# Given records
══════

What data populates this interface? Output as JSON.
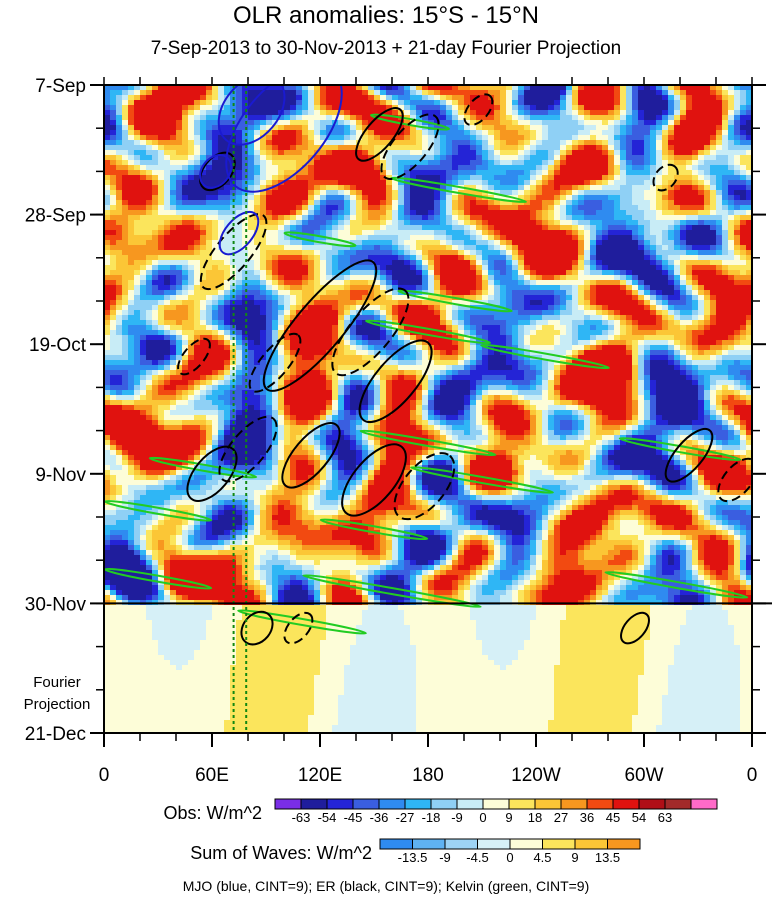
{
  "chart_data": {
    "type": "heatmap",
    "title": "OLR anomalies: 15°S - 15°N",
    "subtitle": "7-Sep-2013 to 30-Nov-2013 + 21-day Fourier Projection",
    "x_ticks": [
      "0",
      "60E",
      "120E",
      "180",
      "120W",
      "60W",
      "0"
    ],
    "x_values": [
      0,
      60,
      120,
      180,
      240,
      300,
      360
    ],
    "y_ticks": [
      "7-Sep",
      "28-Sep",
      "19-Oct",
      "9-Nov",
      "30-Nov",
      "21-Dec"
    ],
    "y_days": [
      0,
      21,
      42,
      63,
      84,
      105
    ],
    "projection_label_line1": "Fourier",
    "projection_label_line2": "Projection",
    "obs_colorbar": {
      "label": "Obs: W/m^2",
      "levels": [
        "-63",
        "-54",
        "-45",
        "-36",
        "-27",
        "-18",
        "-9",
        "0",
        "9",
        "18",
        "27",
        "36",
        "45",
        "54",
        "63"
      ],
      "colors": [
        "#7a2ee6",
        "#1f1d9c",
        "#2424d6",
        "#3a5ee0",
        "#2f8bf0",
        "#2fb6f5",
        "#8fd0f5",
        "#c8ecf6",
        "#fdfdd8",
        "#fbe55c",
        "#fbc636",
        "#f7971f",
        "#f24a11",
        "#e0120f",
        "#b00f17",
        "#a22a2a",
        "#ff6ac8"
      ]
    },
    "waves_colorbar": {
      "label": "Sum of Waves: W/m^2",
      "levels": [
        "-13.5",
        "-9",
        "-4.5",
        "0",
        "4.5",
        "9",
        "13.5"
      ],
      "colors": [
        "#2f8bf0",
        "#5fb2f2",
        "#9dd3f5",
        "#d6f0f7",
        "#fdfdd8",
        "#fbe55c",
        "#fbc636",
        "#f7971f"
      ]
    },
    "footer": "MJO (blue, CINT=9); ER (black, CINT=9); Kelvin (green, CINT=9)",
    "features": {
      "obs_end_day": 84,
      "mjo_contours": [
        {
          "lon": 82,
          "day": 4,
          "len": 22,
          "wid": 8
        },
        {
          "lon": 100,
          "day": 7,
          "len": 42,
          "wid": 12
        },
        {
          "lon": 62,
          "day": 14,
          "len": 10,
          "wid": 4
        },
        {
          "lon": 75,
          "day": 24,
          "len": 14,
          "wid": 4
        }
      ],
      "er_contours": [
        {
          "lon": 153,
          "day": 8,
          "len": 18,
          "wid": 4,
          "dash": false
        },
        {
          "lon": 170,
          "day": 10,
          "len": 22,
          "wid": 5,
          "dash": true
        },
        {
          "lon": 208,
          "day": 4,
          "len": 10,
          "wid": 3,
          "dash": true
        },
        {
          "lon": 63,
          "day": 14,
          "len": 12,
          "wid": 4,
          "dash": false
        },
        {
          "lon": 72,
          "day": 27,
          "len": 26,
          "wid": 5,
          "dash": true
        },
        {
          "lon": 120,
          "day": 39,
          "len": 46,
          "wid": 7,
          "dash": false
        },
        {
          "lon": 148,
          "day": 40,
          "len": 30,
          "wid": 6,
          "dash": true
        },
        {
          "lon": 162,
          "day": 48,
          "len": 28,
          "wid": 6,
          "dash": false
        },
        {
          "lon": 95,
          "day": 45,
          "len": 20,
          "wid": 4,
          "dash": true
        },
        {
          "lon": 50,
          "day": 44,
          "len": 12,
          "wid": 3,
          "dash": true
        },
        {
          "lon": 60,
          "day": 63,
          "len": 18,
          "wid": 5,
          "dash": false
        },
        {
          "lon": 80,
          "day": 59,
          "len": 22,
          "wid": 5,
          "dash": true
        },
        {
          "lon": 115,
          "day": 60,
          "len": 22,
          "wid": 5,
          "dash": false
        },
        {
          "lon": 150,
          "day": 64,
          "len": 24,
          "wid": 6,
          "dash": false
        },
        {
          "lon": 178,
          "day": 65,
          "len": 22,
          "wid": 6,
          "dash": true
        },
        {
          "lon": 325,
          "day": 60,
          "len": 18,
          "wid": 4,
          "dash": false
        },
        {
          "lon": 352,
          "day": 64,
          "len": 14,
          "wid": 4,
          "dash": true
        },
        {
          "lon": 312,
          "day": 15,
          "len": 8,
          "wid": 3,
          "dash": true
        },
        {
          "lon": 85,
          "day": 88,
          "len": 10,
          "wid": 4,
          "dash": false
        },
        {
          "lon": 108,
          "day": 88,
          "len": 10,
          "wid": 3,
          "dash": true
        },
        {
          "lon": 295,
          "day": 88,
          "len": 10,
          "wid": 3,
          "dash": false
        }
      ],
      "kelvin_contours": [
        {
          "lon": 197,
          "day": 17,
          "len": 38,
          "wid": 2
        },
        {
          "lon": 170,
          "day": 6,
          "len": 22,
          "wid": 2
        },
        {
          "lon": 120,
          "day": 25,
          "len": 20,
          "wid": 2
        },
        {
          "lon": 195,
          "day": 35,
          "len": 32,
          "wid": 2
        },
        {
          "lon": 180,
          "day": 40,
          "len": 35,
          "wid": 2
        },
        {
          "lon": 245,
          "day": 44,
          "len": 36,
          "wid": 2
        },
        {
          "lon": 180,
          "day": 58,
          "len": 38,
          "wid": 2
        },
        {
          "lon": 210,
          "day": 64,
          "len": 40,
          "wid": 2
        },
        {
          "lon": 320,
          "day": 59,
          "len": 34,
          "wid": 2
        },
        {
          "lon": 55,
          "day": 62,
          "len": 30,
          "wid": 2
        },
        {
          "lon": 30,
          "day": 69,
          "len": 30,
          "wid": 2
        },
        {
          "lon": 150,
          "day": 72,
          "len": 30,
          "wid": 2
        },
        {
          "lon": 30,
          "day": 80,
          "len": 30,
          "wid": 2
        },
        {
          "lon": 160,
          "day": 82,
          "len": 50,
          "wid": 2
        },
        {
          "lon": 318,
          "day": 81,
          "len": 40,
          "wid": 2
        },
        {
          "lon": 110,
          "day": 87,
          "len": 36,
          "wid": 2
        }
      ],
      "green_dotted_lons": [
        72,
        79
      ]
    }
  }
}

══════

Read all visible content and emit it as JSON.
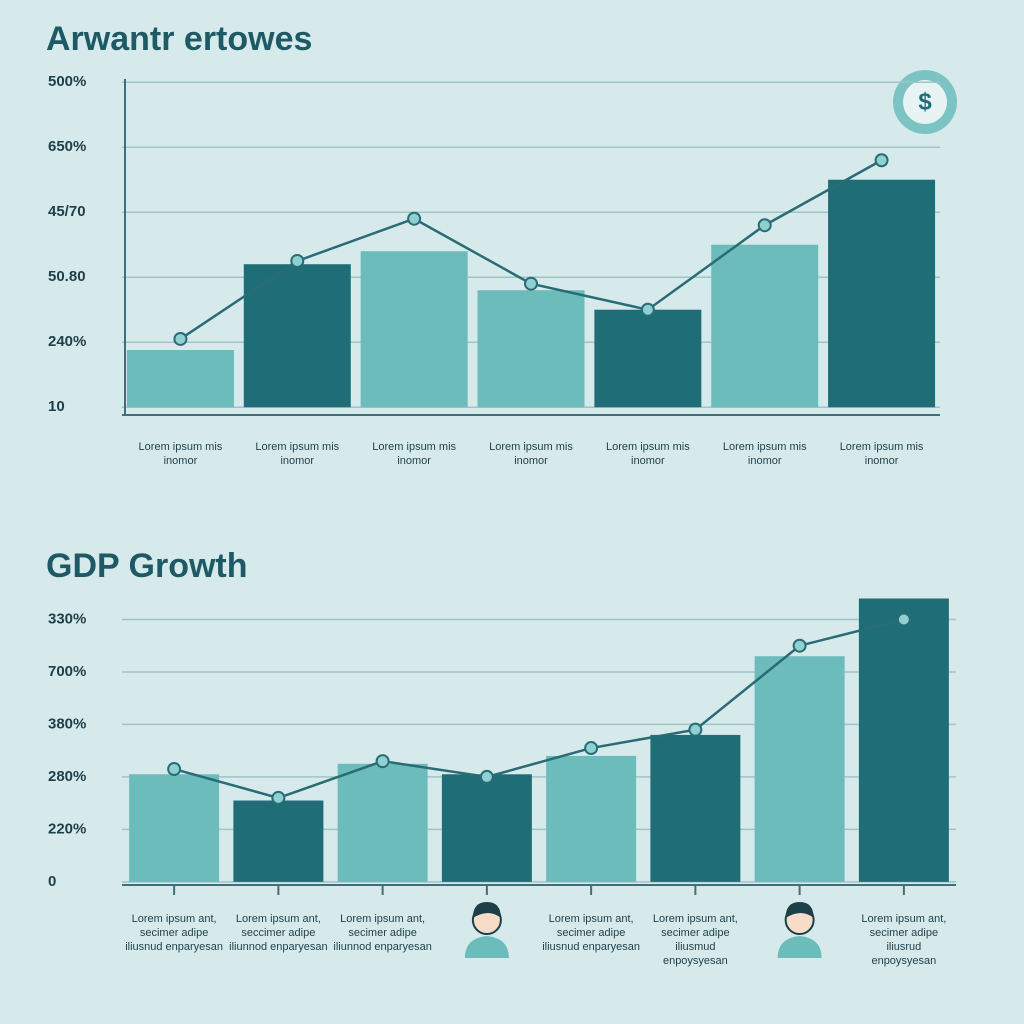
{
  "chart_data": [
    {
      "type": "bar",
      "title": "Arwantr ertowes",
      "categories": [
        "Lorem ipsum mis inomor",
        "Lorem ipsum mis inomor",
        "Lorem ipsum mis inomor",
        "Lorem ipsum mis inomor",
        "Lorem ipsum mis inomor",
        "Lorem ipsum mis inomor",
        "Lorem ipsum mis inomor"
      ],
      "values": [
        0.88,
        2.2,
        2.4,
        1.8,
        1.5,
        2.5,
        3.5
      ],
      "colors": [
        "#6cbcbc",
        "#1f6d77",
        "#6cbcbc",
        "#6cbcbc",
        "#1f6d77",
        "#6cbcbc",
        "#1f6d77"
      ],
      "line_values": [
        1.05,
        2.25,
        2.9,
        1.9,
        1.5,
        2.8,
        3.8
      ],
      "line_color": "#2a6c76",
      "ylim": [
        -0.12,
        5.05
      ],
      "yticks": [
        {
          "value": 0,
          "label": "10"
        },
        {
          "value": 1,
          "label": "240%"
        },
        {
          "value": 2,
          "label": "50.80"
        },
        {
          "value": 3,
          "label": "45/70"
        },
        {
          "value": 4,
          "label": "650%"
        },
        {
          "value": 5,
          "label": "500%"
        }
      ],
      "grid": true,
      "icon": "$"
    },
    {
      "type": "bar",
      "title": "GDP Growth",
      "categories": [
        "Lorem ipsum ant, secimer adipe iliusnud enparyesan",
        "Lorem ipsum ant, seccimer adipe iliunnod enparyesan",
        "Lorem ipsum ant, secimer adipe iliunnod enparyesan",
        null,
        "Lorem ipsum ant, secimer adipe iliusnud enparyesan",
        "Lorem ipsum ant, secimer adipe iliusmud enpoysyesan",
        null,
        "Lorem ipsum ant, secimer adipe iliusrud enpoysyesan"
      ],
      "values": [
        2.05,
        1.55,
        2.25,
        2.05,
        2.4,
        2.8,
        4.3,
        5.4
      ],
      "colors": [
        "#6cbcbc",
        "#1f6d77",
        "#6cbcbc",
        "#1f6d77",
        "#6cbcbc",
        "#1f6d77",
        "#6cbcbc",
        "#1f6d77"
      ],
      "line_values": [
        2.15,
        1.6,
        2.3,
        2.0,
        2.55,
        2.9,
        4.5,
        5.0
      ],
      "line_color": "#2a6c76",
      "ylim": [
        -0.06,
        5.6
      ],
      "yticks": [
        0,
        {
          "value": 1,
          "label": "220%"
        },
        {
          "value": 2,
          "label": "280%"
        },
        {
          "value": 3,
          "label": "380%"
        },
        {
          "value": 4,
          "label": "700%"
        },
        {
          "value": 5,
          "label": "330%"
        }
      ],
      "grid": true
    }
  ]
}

══════

# Given task
Check every line of the data, and copy the ones that contain "JSON".

# Response
What data populates this interface? Output as JSON.
Read all visible content and emit it as JSON.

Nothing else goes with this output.